- _Source material_:
/---

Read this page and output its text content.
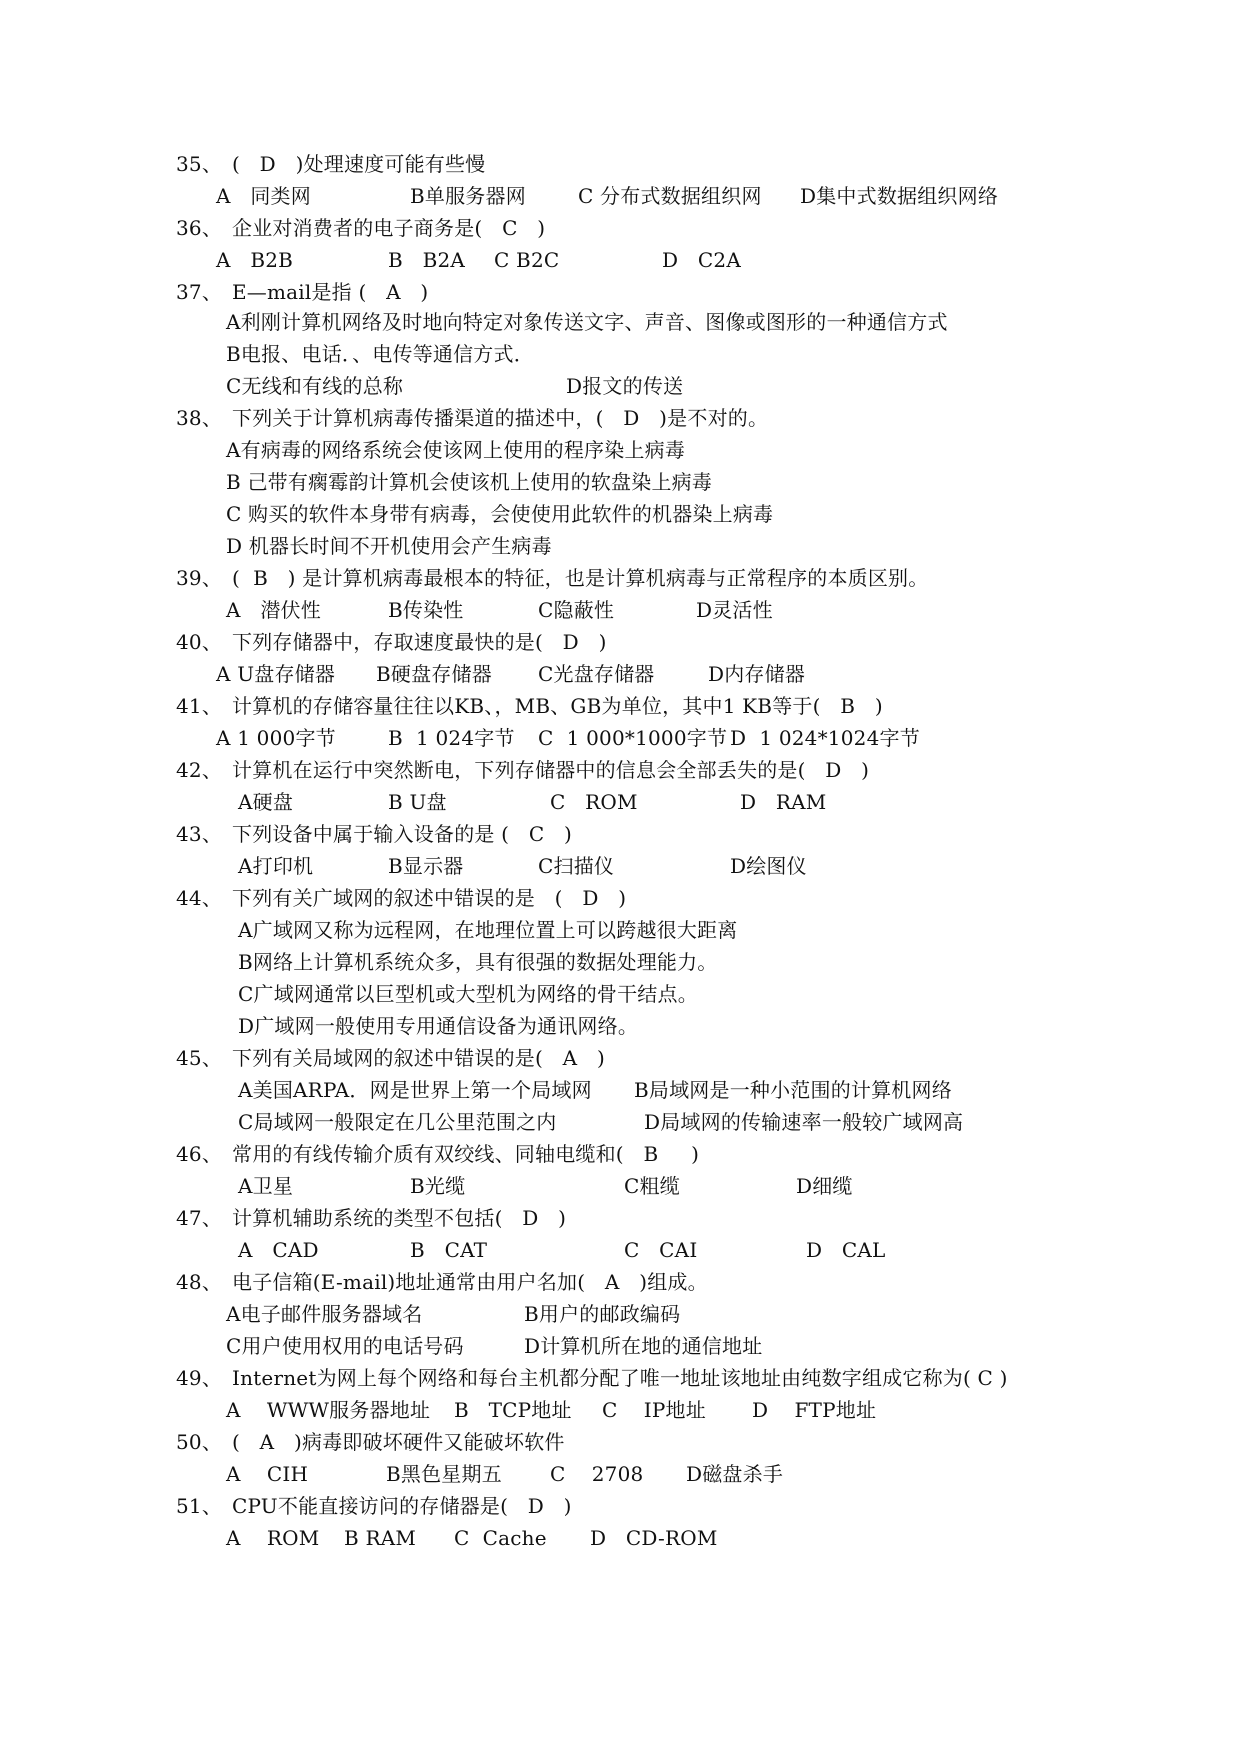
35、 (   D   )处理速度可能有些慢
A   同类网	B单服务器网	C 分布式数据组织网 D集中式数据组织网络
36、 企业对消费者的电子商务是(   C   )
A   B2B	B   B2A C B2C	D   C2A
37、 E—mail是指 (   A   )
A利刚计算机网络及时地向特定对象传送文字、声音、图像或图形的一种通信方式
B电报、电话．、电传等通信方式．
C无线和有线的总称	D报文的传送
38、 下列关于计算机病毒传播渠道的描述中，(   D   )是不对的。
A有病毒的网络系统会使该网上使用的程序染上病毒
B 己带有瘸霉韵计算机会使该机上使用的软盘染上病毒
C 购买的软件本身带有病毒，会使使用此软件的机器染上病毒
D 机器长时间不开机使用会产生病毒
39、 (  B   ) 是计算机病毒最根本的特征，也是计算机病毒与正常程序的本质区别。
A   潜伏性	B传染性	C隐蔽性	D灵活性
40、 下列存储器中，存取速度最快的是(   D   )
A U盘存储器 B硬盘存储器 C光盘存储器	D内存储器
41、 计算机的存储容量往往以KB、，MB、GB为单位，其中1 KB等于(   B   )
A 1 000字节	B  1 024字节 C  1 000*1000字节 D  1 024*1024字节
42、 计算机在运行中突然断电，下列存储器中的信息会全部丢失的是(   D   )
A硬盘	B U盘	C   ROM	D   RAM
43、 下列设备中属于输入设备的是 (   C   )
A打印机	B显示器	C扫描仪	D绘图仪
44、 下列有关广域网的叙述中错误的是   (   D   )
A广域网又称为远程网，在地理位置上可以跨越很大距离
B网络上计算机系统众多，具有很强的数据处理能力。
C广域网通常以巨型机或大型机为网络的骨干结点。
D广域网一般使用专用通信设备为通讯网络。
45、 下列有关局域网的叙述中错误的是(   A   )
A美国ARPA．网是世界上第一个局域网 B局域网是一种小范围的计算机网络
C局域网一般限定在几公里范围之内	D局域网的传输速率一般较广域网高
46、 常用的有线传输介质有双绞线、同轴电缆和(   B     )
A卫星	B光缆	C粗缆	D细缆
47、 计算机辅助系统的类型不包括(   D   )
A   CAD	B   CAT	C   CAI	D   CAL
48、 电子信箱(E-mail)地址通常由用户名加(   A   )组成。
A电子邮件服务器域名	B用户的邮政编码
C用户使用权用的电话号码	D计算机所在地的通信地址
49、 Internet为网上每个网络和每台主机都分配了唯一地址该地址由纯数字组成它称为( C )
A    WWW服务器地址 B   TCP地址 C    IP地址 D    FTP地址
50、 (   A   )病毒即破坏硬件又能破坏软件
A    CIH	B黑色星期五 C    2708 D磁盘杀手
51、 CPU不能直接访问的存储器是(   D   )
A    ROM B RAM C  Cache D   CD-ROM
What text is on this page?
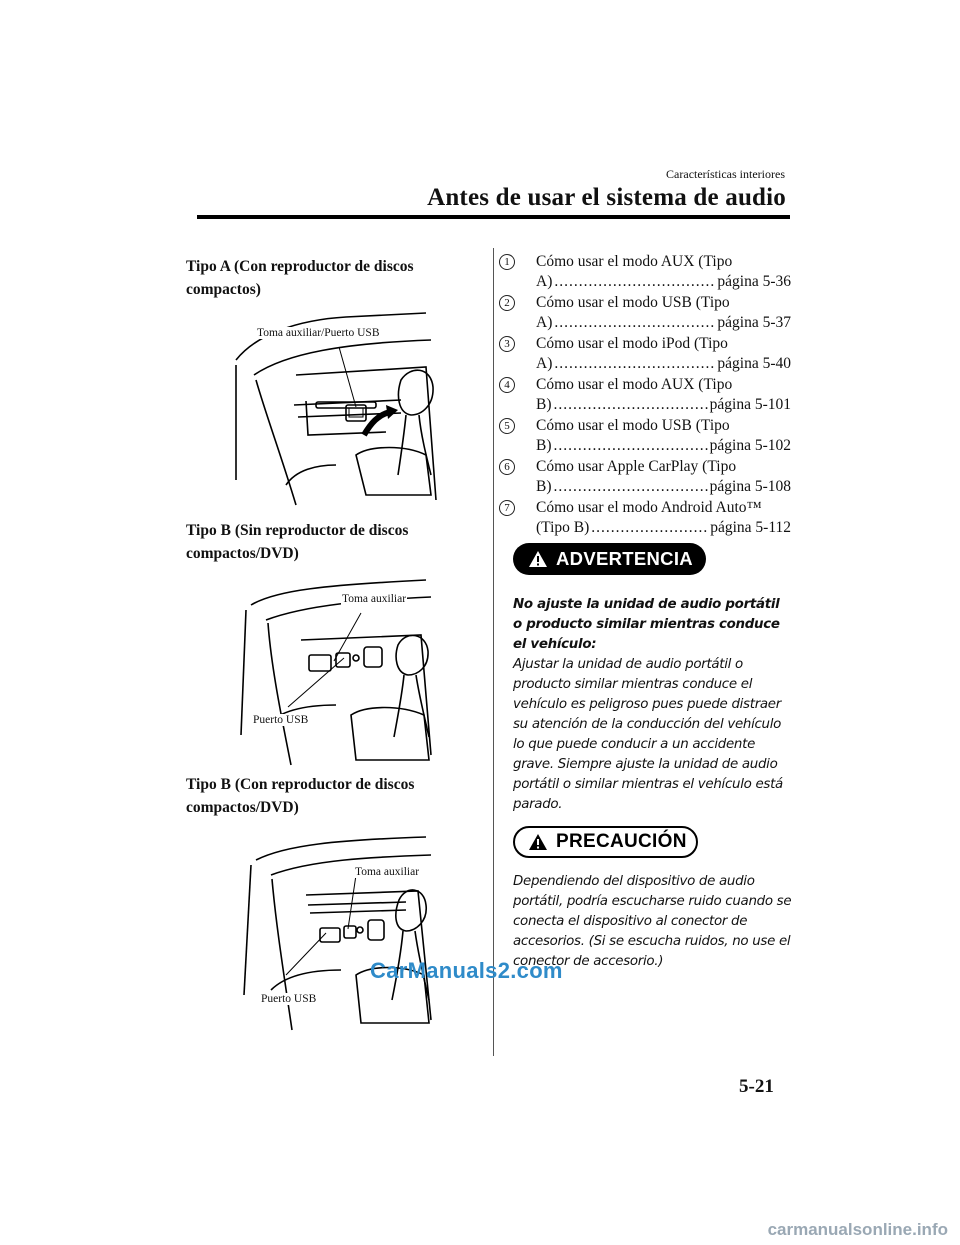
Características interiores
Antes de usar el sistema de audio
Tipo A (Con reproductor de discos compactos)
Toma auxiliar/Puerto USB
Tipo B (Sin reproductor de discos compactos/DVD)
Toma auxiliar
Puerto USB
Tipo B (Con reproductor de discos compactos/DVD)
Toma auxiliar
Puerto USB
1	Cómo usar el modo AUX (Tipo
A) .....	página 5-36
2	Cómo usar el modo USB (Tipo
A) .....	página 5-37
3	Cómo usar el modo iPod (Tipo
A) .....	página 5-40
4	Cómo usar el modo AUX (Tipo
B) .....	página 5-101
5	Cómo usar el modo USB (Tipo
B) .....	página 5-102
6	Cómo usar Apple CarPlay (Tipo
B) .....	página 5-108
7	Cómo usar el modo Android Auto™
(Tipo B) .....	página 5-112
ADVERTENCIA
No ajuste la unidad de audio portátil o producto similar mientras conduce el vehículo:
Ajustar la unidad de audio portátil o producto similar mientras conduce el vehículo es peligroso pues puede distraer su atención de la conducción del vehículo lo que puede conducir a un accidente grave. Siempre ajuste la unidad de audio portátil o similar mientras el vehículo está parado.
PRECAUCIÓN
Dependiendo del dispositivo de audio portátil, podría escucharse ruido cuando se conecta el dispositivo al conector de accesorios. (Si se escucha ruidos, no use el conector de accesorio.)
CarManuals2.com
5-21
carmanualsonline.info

\---

- _To do_: Leave every image out, and retype the material exactly.

- _Result of this exercise_:
Read this page and output its text content.
35、 (   D   )处理速度可能有些慢
A   同类网	B单服务器网	C 分布式数据组织网 D集中式数据组织网络
36、 企业对消费者的电子商务是(   C   )
A   B2B	B   B2A C B2C	D   C2A
37、 E—mail是指 (   A   )
A利刚计算机网络及时地向特定对象传送文字、声音、图像或图形的一种通信方式
B电报、电话．、电传等通信方式．
C无线和有线的总称	D报文的传送
38、 下列关于计算机病毒传播渠道的描述中，(   D   )是不对的。
A有病毒的网络系统会使该网上使用的程序染上病毒
B 己带有瘸霉韵计算机会使该机上使用的软盘染上病毒
C 购买的软件本身带有病毒，会使使用此软件的机器染上病毒
D 机器长时间不开机使用会产生病毒
39、 (  B   ) 是计算机病毒最根本的特征，也是计算机病毒与正常程序的本质区别。
A   潜伏性	B传染性	C隐蔽性	D灵活性
40、 下列存储器中，存取速度最快的是(   D   )
A U盘存储器 B硬盘存储器 C光盘存储器	D内存储器
41、 计算机的存储容量往往以KB、，MB、GB为单位，其中1 KB等于(   B   )
A 1 000字节	B  1 024字节 C  1 000*1000字节 D  1 024*1024字节
42、 计算机在运行中突然断电，下列存储器中的信息会全部丢失的是(   D   )
A硬盘	B U盘	C   ROM	D   RAM
43、 下列设备中属于输入设备的是 (   C   )
A打印机	B显示器	C扫描仪	D绘图仪
44、 下列有关广域网的叙述中错误的是   (   D   )
A广域网又称为远程网，在地理位置上可以跨越很大距离
B网络上计算机系统众多，具有很强的数据处理能力。
C广域网通常以巨型机或大型机为网络的骨干结点。
D广域网一般使用专用通信设备为通讯网络。
45、 下列有关局域网的叙述中错误的是(   A   )
A美国ARPA．网是世界上第一个局域网 B局域网是一种小范围的计算机网络
C局域网一般限定在几公里范围之内	D局域网的传输速率一般较广域网高
46、 常用的有线传输介质有双绞线、同轴电缆和(   B     )
A卫星	B光缆	C粗缆	D细缆
47、 计算机辅助系统的类型不包括(   D   )
A   CAD	B   CAT	C   CAI	D   CAL
48、 电子信箱(E-mail)地址通常由用户名加(   A   )组成。
A电子邮件服务器域名	B用户的邮政编码
C用户使用权用的电话号码	D计算机所在地的通信地址
49、 Internet为网上每个网络和每台主机都分配了唯一地址该地址由纯数字组成它称为( C )
A    WWW服务器地址 B   TCP地址 C    IP地址 D    FTP地址
50、 (   A   )病毒即破坏硬件又能破坏软件
A    CIH	B黑色星期五 C    2708 D磁盘杀手
51、 CPU不能直接访问的存储器是(   D   )
A    ROM B RAM C  Cache D   CD-ROM
What text is on this page?
Características interiores
Antes de usar el sistema de audio
Tipo A (Con reproductor de discos compactos)
Toma auxiliar/Puerto USB
Tipo B (Sin reproductor de discos compactos/DVD)
Toma auxiliar
Puerto USB
Tipo B (Con reproductor de discos compactos/DVD)
Toma auxiliar
Puerto USB
1	Cómo usar el modo AUX (Tipo
A) .....	página 5-36
2	Cómo usar el modo USB (Tipo
A) .....	página 5-37
3	Cómo usar el modo iPod (Tipo
A) .....	página 5-40
4	Cómo usar el modo AUX (Tipo
B) .....	página 5-101
5	Cómo usar el modo USB (Tipo
B) .....	página 5-102
6	Cómo usar Apple CarPlay (Tipo
B) .....	página 5-108
7	Cómo usar el modo Android Auto™
(Tipo B) .....	página 5-112
ADVERTENCIA
No ajuste la unidad de audio portátil o producto similar mientras conduce el vehículo:
Ajustar la unidad de audio portátil o producto similar mientras conduce el vehículo es peligroso pues puede distraer su atención de la conducción del vehículo lo que puede conducir a un accidente grave. Siempre ajuste la unidad de audio portátil o similar mientras el vehículo está parado.
PRECAUCIÓN
Dependiendo del dispositivo de audio portátil, podría escucharse ruido cuando se conecta el dispositivo al conector de accesorios. (Si se escucha ruidos, no use el conector de accesorio.)
CarManuals2.com
5-21
carmanualsonline.info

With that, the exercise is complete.